Problem to work on:
Pictures within the data are to be left out; everything else must be reproduced exactly.

Exercise data:
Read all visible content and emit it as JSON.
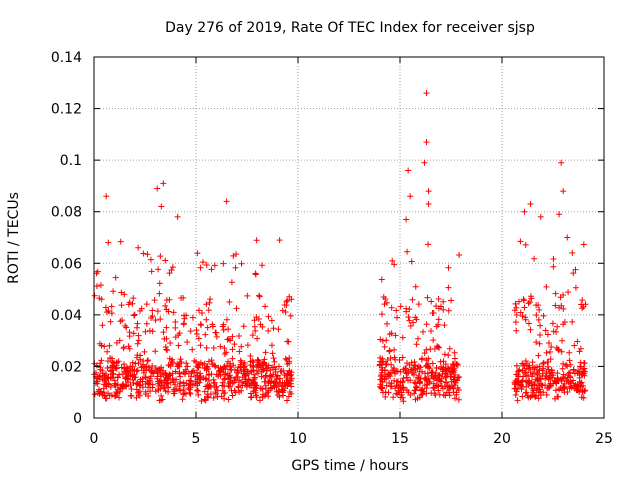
{
  "chart_data": {
    "type": "scatter",
    "title": "Day 276 of 2019, Rate Of TEC Index for receiver sjsp",
    "xlabel": "GPS time / hours",
    "ylabel": "ROTI / TECUs",
    "xlim": [
      0,
      25
    ],
    "ylim": [
      0,
      0.14
    ],
    "x_ticks": [
      0,
      5,
      10,
      15,
      20,
      25
    ],
    "y_ticks": [
      0,
      0.02,
      0.04,
      0.06,
      0.08,
      0.1,
      0.12,
      0.14
    ],
    "x_tick_labels": [
      "0",
      "5",
      "10",
      "15",
      "20",
      "25"
    ],
    "y_tick_labels": [
      "0",
      "0.02",
      "0.04",
      "0.06",
      "0.08",
      "0.1",
      "0.12",
      "0.14"
    ],
    "grid": true,
    "marker": "+",
    "marker_color": "#ff0000",
    "segments": [
      {
        "x_start": 0.0,
        "x_end": 9.7,
        "base": 0.016,
        "spread": 0.012
      },
      {
        "x_start": 14.0,
        "x_end": 17.9,
        "base": 0.015,
        "spread": 0.012
      },
      {
        "x_start": 20.6,
        "x_end": 24.1,
        "base": 0.014,
        "spread": 0.011
      }
    ],
    "notable_points": [
      {
        "x": 0.6,
        "y": 0.086
      },
      {
        "x": 0.7,
        "y": 0.068
      },
      {
        "x": 3.1,
        "y": 0.089
      },
      {
        "x": 3.4,
        "y": 0.091
      },
      {
        "x": 3.3,
        "y": 0.082
      },
      {
        "x": 4.1,
        "y": 0.078
      },
      {
        "x": 6.5,
        "y": 0.084
      },
      {
        "x": 9.1,
        "y": 0.069
      },
      {
        "x": 15.4,
        "y": 0.096
      },
      {
        "x": 15.5,
        "y": 0.086
      },
      {
        "x": 15.3,
        "y": 0.077
      },
      {
        "x": 16.3,
        "y": 0.126
      },
      {
        "x": 16.3,
        "y": 0.107
      },
      {
        "x": 16.2,
        "y": 0.099
      },
      {
        "x": 16.4,
        "y": 0.088
      },
      {
        "x": 16.4,
        "y": 0.083
      },
      {
        "x": 21.1,
        "y": 0.08
      },
      {
        "x": 21.4,
        "y": 0.083
      },
      {
        "x": 21.9,
        "y": 0.078
      },
      {
        "x": 22.8,
        "y": 0.079
      },
      {
        "x": 22.9,
        "y": 0.099
      },
      {
        "x": 23.0,
        "y": 0.088
      },
      {
        "x": 23.2,
        "y": 0.07
      }
    ]
  }
}
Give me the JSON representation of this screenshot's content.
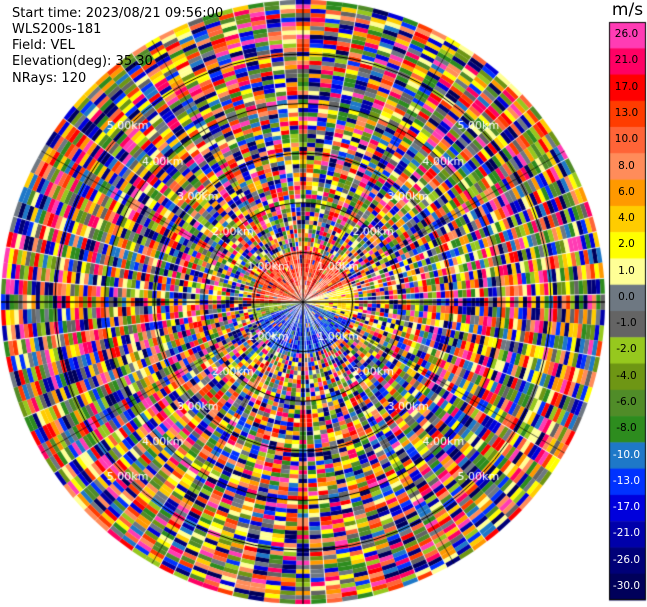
{
  "header": {
    "start_time": "Start time: 2023/08/21 09:56:00",
    "instrument": "WLS200s-181",
    "field": "Field: VEL",
    "elevation": "Elevation(deg): 35.30",
    "nrays": "NRays: 120"
  },
  "colorbar": {
    "unit": "m/s",
    "levels": [
      26.0,
      21.0,
      17.0,
      13.0,
      10.0,
      8.0,
      6.0,
      4.0,
      2.0,
      1.0,
      0.0,
      -1.0,
      -2.0,
      -4.0,
      -6.0,
      -8.0,
      -10.0,
      -13.0,
      -17.0,
      -21.0,
      -26.0,
      -30.0
    ],
    "labels": [
      "26.0",
      "21.0",
      "17.0",
      "13.0",
      "10.0",
      "8.0",
      "6.0",
      "4.0",
      "2.0",
      "1.0",
      "0.0",
      "-1.0",
      "-2.0",
      "-4.0",
      "-6.0",
      "-8.0",
      "-10.0",
      "-13.0",
      "-17.0",
      "-21.0",
      "-26.0",
      "-30.0"
    ],
    "colors": [
      "#ff3cb4",
      "#ff0064",
      "#ff0000",
      "#ff3c00",
      "#ff6437",
      "#ff8c5a",
      "#ff9900",
      "#ffcc00",
      "#ffff00",
      "#ffff96",
      "#6e7882",
      "#646464",
      "#96c81e",
      "#6e9614",
      "#508c28",
      "#2d8c1e",
      "#1e78c8",
      "#0032ff",
      "#0000dc",
      "#0000aa",
      "#000078",
      "#00005a"
    ],
    "light_label_indices": [
      16,
      17,
      18,
      19,
      20,
      21
    ]
  },
  "chart_data": {
    "type": "heatmap",
    "subtype": "polar-ppi",
    "field": "VEL",
    "units": "m/s",
    "nrays": 120,
    "value_range": [
      -30.0,
      26.0
    ],
    "range_ring_labels": [
      "1.00km",
      "2.00km",
      "3.00km",
      "4.00km",
      "5.00km"
    ],
    "range_rings_km": [
      1.0,
      2.0,
      3.0,
      4.0,
      5.0
    ],
    "max_range_km": 7.0,
    "gates_per_ray": 70,
    "description_of_pattern": {
      "inner_radius_km": 1.2,
      "north_half_inner": "positive velocities (red/orange)",
      "east_sector_inner": "yellow (2.0 to 4.0)",
      "south_half_inner": "negative velocities (blue)",
      "outer": "noise across full scale"
    }
  }
}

The result:
Read all visible content and emit it as JSON.
{
  "chart_data": {
    "type": "scatter",
    "title": "Day 276 of 2019, Rate Of TEC Index for receiver sjsp",
    "xlabel": "GPS time / hours",
    "ylabel": "ROTI / TECUs",
    "xlim": [
      0,
      25
    ],
    "ylim": [
      0,
      0.14
    ],
    "x_ticks": [
      0,
      5,
      10,
      15,
      20,
      25
    ],
    "y_ticks": [
      0,
      0.02,
      0.04,
      0.06,
      0.08,
      0.1,
      0.12,
      0.14
    ],
    "x_tick_labels": [
      "0",
      "5",
      "10",
      "15",
      "20",
      "25"
    ],
    "y_tick_labels": [
      "0",
      "0.02",
      "0.04",
      "0.06",
      "0.08",
      "0.1",
      "0.12",
      "0.14"
    ],
    "grid": true,
    "marker": "+",
    "marker_color": "#ff0000",
    "segments": [
      {
        "x_start": 0.0,
        "x_end": 9.7,
        "base": 0.016,
        "spread": 0.012
      },
      {
        "x_start": 14.0,
        "x_end": 17.9,
        "base": 0.015,
        "spread": 0.012
      },
      {
        "x_start": 20.6,
        "x_end": 24.1,
        "base": 0.014,
        "spread": 0.011
      }
    ],
    "notable_points": [
      {
        "x": 0.6,
        "y": 0.086
      },
      {
        "x": 0.7,
        "y": 0.068
      },
      {
        "x": 3.1,
        "y": 0.089
      },
      {
        "x": 3.4,
        "y": 0.091
      },
      {
        "x": 3.3,
        "y": 0.082
      },
      {
        "x": 4.1,
        "y": 0.078
      },
      {
        "x": 6.5,
        "y": 0.084
      },
      {
        "x": 9.1,
        "y": 0.069
      },
      {
        "x": 15.4,
        "y": 0.096
      },
      {
        "x": 15.5,
        "y": 0.086
      },
      {
        "x": 15.3,
        "y": 0.077
      },
      {
        "x": 16.3,
        "y": 0.126
      },
      {
        "x": 16.3,
        "y": 0.107
      },
      {
        "x": 16.2,
        "y": 0.099
      },
      {
        "x": 16.4,
        "y": 0.088
      },
      {
        "x": 16.4,
        "y": 0.083
      },
      {
        "x": 21.1,
        "y": 0.08
      },
      {
        "x": 21.4,
        "y": 0.083
      },
      {
        "x": 21.9,
        "y": 0.078
      },
      {
        "x": 22.8,
        "y": 0.079
      },
      {
        "x": 22.9,
        "y": 0.099
      },
      {
        "x": 23.0,
        "y": 0.088
      },
      {
        "x": 23.2,
        "y": 0.07
      }
    ]
  }
}
Give me the JSON representation of this screenshot's content.
{
  "header": {
    "start_time": "Start time: 2023/08/21 09:56:00",
    "instrument": "WLS200s-181",
    "field": "Field: VEL",
    "elevation": "Elevation(deg): 35.30",
    "nrays": "NRays: 120"
  },
  "colorbar": {
    "unit": "m/s",
    "levels": [
      26.0,
      21.0,
      17.0,
      13.0,
      10.0,
      8.0,
      6.0,
      4.0,
      2.0,
      1.0,
      0.0,
      -1.0,
      -2.0,
      -4.0,
      -6.0,
      -8.0,
      -10.0,
      -13.0,
      -17.0,
      -21.0,
      -26.0,
      -30.0
    ],
    "labels": [
      "26.0",
      "21.0",
      "17.0",
      "13.0",
      "10.0",
      "8.0",
      "6.0",
      "4.0",
      "2.0",
      "1.0",
      "0.0",
      "-1.0",
      "-2.0",
      "-4.0",
      "-6.0",
      "-8.0",
      "-10.0",
      "-13.0",
      "-17.0",
      "-21.0",
      "-26.0",
      "-30.0"
    ],
    "colors": [
      "#ff3cb4",
      "#ff0064",
      "#ff0000",
      "#ff3c00",
      "#ff6437",
      "#ff8c5a",
      "#ff9900",
      "#ffcc00",
      "#ffff00",
      "#ffff96",
      "#6e7882",
      "#646464",
      "#96c81e",
      "#6e9614",
      "#508c28",
      "#2d8c1e",
      "#1e78c8",
      "#0032ff",
      "#0000dc",
      "#0000aa",
      "#000078",
      "#00005a"
    ],
    "light_label_indices": [
      16,
      17,
      18,
      19,
      20,
      21
    ]
  },
  "chart_data": {
    "type": "heatmap",
    "subtype": "polar-ppi",
    "field": "VEL",
    "units": "m/s",
    "nrays": 120,
    "value_range": [
      -30.0,
      26.0
    ],
    "range_ring_labels": [
      "1.00km",
      "2.00km",
      "3.00km",
      "4.00km",
      "5.00km"
    ],
    "range_rings_km": [
      1.0,
      2.0,
      3.0,
      4.0,
      5.0
    ],
    "max_range_km": 7.0,
    "gates_per_ray": 70,
    "description_of_pattern": {
      "inner_radius_km": 1.2,
      "north_half_inner": "positive velocities (red/orange)",
      "east_sector_inner": "yellow (2.0 to 4.0)",
      "south_half_inner": "negative velocities (blue)",
      "outer": "noise across full scale"
    }
  }
}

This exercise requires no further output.